▶ Records excerpted from a collection:
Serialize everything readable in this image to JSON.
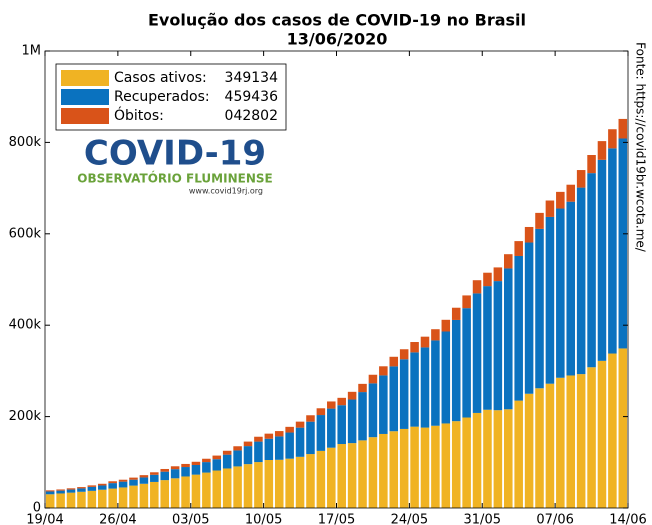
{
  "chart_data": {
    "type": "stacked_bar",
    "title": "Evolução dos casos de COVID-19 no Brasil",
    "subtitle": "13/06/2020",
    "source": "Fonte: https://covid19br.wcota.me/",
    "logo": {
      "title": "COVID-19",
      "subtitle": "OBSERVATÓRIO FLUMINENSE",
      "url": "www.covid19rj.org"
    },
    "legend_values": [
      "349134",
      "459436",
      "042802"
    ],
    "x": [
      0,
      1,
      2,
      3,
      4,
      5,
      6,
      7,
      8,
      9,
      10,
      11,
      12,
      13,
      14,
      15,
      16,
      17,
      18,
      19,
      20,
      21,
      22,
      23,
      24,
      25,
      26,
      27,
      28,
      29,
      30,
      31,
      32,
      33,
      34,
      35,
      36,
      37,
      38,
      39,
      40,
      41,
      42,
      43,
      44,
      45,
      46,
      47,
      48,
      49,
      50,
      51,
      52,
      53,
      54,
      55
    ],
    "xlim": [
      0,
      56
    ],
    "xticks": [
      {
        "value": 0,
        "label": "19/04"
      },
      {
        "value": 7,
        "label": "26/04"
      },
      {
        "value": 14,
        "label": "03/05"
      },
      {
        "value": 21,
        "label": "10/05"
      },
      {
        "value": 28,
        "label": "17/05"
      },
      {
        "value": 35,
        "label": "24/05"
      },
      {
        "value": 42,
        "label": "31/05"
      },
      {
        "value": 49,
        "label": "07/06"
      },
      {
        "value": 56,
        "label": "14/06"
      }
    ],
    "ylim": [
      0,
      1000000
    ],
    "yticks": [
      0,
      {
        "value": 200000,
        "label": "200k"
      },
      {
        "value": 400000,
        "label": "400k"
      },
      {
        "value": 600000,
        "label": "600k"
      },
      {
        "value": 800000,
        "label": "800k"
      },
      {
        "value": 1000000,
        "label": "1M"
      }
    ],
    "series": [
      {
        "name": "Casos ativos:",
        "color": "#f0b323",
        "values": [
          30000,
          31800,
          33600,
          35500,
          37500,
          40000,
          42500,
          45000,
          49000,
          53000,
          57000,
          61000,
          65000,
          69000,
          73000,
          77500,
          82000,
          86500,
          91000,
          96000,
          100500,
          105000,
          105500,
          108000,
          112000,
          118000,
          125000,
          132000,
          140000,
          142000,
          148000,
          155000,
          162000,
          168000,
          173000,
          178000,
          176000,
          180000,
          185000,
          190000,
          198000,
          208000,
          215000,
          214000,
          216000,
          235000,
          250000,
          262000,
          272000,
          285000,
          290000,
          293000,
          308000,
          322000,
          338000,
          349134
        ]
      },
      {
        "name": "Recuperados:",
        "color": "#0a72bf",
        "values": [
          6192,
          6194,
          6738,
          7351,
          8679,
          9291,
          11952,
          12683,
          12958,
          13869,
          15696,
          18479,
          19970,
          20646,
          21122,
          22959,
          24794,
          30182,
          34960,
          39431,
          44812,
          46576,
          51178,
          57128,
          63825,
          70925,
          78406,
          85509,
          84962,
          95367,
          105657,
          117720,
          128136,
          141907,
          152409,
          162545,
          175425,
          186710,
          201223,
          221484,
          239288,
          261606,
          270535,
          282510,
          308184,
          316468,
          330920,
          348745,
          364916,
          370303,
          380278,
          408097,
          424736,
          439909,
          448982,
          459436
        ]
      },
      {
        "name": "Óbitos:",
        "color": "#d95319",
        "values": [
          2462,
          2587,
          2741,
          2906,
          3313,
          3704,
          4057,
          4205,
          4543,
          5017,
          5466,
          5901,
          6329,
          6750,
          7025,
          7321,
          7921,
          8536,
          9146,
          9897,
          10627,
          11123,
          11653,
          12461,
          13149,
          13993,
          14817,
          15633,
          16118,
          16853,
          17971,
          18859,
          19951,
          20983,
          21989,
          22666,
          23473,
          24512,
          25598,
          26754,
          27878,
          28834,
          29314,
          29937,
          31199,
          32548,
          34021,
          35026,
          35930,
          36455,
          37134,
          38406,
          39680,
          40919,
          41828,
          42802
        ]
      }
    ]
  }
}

▶ Objective: Show every line in the entries where the string "color" occurs.

▶ In response:
        "color": "#f0b323",
        "color": "#0a72bf",
        "color": "#d95319",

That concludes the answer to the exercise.